— BEGIN DATA SHOWN —
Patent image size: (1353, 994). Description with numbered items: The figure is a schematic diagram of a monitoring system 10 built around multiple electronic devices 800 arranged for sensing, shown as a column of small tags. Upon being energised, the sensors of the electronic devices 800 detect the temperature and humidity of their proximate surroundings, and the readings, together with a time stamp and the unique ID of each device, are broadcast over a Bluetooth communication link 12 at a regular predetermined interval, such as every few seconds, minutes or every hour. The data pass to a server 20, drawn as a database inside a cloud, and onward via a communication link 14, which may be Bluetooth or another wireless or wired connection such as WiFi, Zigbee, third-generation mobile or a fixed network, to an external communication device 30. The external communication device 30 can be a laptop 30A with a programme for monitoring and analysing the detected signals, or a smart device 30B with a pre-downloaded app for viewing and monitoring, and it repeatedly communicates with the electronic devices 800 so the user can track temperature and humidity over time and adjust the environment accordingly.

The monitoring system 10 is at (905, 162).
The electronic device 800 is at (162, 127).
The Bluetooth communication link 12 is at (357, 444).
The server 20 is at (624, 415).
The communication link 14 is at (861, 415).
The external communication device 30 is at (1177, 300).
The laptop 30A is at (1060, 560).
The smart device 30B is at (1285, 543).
— END DATA SHOWN —
— BEGIN DATA SHOWN —
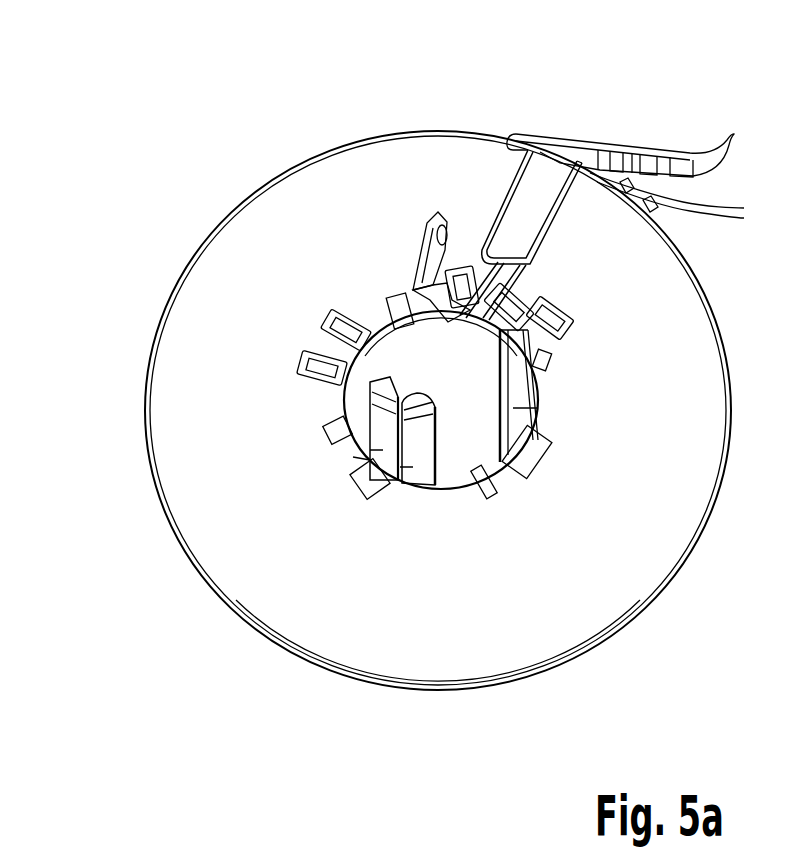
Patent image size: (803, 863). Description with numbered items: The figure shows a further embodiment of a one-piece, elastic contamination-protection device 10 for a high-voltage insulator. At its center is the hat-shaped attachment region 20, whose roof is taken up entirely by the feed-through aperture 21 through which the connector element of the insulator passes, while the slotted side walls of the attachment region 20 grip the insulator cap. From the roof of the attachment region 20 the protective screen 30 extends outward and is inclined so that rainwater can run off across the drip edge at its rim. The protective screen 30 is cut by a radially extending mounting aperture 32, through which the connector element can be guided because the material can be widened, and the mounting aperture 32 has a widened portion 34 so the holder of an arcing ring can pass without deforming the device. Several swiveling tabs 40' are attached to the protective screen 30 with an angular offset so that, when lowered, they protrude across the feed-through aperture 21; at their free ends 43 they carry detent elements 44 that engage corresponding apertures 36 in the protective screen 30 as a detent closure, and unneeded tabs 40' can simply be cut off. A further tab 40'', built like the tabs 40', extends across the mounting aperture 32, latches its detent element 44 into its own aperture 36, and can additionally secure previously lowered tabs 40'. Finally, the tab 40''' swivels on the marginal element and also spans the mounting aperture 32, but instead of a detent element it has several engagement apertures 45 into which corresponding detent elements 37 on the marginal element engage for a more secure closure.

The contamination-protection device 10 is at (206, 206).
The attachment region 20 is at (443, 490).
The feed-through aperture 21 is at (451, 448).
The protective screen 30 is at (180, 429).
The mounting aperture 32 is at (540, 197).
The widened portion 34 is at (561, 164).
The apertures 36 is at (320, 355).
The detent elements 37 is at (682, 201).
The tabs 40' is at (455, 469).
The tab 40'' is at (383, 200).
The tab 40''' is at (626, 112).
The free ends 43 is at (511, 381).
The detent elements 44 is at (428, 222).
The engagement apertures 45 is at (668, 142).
— END DATA SHOWN —
WHAT TO DO: Starting with the line with "Patent image size: (803, 863)." and going on through the line with "The engagement apertures 45 is at (668, 142).", write those lines out again, swapping "elastic" for "flexible" and leaving everything else unchanged.

REPLY:
Patent image size: (803, 863). Description with numbered items: The figure shows a further embodiment of a one-piece, flexible contamination-protection device 10 for a high-voltage insulator. At its center is the hat-shaped attachment region 20, whose roof is taken up entirely by the feed-through aperture 21 through which the connector element of the insulator passes, while the slotted side walls of the attachment region 20 grip the insulator cap. From the roof of the attachment region 20 the protective screen 30 extends outward and is inclined so that rainwater can run off across the drip edge at its rim. The protective screen 30 is cut by a radially extending mounting aperture 32, through which the connector element can be guided because the material can be widened, and the mounting aperture 32 has a widened portion 34 so the holder of an arcing ring can pass without deforming the device. Several swiveling tabs 40' are attached to the protective screen 30 with an angular offset so that, when lowered, they protrude across the feed-through aperture 21; at their free ends 43 they carry detent elements 44 that engage corresponding apertures 36 in the protective screen 30 as a detent closure, and unneeded tabs 40' can simply be cut off. A further tab 40'', built like the tabs 40', extends across the mounting aperture 32, latches its detent element 44 into its own aperture 36, and can additionally secure previously lowered tabs 40'. Finally, the tab 40''' swivels on the marginal element and also spans the mounting aperture 32, but instead of a detent element it has several engagement apertures 45 into which corresponding detent elements 37 on the marginal element engage for a more secure closure.

The contamination-protection device 10 is at (206, 206).
The attachment region 20 is at (443, 490).
The feed-through aperture 21 is at (451, 448).
The protective screen 30 is at (180, 429).
The mounting aperture 32 is at (540, 197).
The widened portion 34 is at (561, 164).
The apertures 36 is at (320, 355).
The detent elements 37 is at (682, 201).
The tabs 40' is at (455, 469).
The tab 40'' is at (383, 200).
The tab 40''' is at (626, 112).
The free ends 43 is at (511, 381).
The detent elements 44 is at (428, 222).
The engagement apertures 45 is at (668, 142).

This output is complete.